##### Material provided

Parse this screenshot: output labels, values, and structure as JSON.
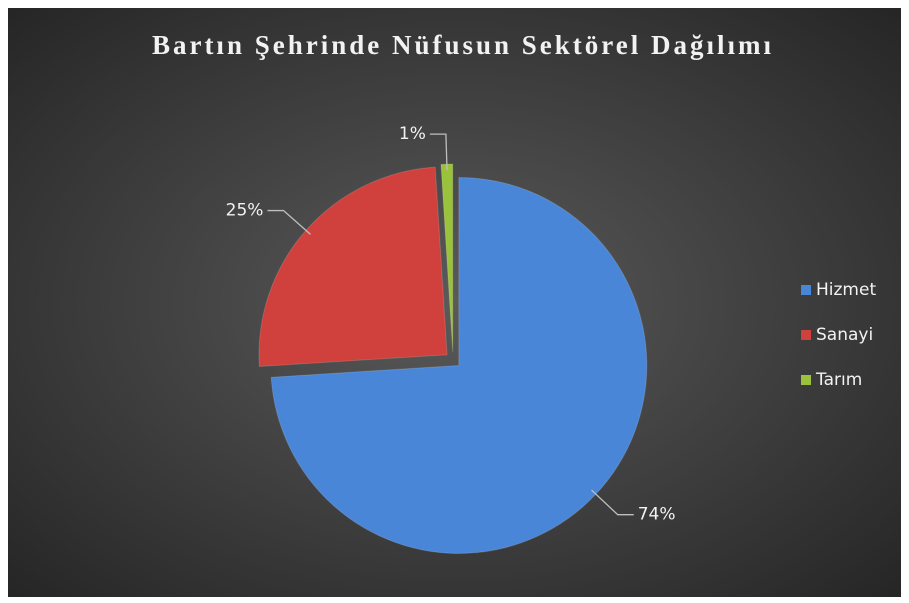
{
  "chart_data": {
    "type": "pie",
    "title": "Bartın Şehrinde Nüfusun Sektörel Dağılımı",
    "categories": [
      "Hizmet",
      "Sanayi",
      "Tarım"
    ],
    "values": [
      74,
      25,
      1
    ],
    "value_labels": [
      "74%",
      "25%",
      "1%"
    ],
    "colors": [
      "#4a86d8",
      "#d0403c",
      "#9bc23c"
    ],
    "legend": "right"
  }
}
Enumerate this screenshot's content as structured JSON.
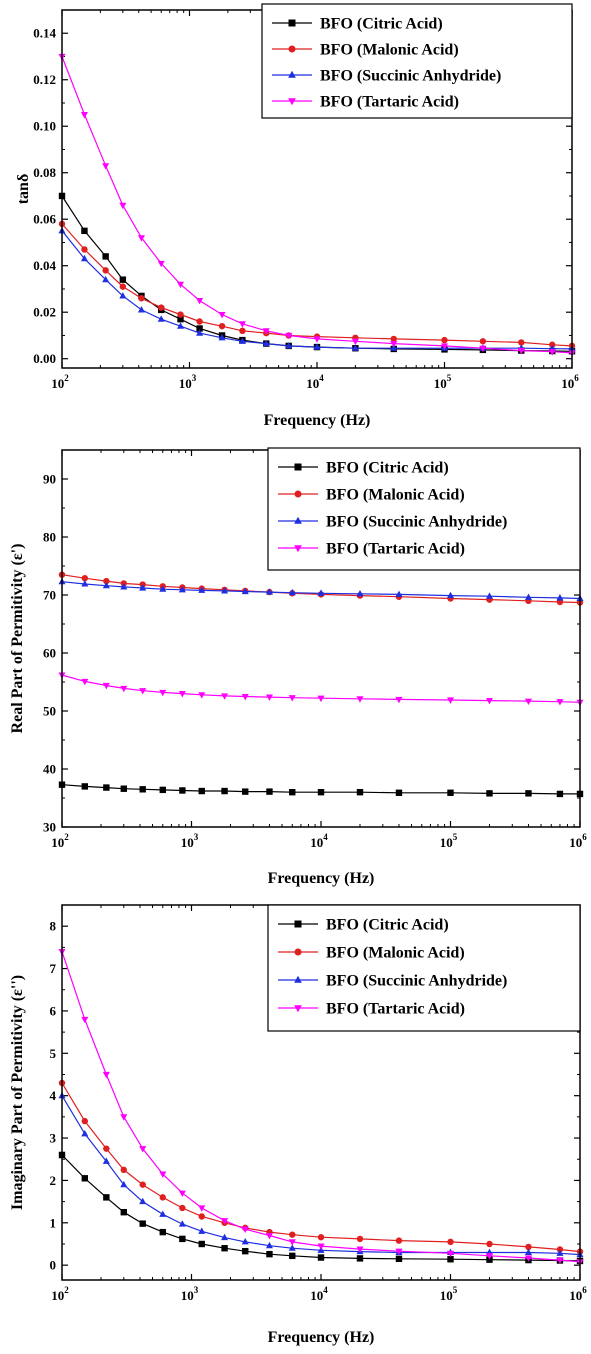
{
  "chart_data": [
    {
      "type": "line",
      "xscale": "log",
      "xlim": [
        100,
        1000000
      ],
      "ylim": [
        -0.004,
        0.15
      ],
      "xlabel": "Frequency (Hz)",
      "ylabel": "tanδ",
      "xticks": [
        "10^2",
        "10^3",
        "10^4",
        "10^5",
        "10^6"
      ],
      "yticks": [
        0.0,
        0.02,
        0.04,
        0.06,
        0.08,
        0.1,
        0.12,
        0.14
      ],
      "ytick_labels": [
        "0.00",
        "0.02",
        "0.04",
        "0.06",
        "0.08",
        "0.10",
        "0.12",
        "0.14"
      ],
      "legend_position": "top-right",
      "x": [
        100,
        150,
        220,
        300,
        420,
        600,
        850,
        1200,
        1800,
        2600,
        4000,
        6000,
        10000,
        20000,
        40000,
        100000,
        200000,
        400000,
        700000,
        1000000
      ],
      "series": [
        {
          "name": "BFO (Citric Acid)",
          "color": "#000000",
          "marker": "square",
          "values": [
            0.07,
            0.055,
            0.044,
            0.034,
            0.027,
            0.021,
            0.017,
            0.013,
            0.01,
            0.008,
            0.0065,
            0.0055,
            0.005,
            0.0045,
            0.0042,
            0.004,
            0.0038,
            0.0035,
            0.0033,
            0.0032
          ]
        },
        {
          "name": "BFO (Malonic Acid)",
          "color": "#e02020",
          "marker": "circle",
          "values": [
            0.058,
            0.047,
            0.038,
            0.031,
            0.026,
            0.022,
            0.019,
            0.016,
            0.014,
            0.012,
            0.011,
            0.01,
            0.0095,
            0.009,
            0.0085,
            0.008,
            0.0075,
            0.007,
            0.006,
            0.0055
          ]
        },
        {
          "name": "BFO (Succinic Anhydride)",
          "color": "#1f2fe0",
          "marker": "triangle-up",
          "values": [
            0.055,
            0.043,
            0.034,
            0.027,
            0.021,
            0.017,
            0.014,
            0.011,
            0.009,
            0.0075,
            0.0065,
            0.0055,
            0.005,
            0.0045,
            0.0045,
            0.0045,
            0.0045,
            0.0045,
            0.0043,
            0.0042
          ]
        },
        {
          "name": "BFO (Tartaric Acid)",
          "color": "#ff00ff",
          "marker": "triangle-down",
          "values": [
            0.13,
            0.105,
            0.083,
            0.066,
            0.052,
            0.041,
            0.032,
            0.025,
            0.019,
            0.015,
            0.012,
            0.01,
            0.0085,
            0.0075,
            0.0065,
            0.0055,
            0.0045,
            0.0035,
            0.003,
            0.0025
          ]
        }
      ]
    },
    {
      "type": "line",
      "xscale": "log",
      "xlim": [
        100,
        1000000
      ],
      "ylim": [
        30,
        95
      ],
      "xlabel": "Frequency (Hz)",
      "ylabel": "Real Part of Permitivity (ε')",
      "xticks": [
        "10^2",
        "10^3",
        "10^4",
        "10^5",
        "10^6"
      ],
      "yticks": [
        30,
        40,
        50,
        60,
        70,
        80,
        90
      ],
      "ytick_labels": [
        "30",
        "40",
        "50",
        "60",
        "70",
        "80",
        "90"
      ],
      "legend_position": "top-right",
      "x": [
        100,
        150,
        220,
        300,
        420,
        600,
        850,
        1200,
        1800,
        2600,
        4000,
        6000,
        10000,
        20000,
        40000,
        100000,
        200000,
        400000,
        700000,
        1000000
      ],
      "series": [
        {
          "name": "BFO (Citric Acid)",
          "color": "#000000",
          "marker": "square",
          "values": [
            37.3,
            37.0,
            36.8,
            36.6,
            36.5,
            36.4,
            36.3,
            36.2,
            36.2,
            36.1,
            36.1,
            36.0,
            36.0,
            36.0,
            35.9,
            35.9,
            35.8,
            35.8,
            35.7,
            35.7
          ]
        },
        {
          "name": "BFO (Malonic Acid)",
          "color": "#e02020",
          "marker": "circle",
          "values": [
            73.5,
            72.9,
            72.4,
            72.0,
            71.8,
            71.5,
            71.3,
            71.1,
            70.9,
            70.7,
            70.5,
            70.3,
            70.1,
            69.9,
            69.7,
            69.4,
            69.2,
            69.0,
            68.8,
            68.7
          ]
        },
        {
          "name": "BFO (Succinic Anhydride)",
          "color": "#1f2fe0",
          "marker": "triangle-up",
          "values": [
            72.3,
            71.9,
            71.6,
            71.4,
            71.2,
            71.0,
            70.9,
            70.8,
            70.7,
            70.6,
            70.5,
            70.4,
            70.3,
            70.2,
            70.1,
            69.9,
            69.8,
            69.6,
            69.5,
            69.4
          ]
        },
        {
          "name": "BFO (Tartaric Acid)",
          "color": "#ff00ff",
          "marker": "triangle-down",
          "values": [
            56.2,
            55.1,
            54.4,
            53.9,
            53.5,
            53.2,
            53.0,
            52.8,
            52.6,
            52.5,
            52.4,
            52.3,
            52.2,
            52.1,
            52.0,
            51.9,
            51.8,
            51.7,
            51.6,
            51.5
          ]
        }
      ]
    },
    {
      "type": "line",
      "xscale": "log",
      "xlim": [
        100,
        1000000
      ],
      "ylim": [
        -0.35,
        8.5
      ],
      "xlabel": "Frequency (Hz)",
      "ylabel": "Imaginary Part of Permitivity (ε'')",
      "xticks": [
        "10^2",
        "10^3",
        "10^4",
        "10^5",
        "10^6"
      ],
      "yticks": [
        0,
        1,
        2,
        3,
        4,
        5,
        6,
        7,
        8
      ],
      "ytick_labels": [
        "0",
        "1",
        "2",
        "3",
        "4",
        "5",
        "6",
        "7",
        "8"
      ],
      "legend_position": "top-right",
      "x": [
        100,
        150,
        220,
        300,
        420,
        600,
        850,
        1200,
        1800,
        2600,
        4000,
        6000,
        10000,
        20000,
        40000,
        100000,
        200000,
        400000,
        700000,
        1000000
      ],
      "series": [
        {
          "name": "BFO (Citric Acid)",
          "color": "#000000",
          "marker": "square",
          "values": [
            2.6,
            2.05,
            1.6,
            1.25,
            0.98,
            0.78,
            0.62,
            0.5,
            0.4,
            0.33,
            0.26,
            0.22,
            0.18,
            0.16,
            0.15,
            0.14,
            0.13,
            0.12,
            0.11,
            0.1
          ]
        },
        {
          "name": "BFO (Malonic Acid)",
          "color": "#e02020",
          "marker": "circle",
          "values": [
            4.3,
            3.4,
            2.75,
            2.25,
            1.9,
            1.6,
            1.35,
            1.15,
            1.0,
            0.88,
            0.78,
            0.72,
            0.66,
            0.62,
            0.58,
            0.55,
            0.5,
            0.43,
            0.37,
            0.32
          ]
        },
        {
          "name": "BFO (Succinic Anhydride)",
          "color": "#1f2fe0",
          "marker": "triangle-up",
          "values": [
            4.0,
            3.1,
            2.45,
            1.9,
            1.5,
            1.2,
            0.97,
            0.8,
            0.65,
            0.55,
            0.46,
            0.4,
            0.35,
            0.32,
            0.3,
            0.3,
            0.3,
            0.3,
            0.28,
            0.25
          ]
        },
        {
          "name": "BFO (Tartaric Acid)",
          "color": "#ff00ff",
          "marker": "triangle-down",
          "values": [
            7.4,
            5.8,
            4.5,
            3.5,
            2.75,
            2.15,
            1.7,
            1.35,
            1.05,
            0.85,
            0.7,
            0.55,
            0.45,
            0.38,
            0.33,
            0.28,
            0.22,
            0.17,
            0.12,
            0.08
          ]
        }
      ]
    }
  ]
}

##########

_Exercise task_: What is the number of lines that contain "Part"? Reply with that number alone.

_Final answer_: 2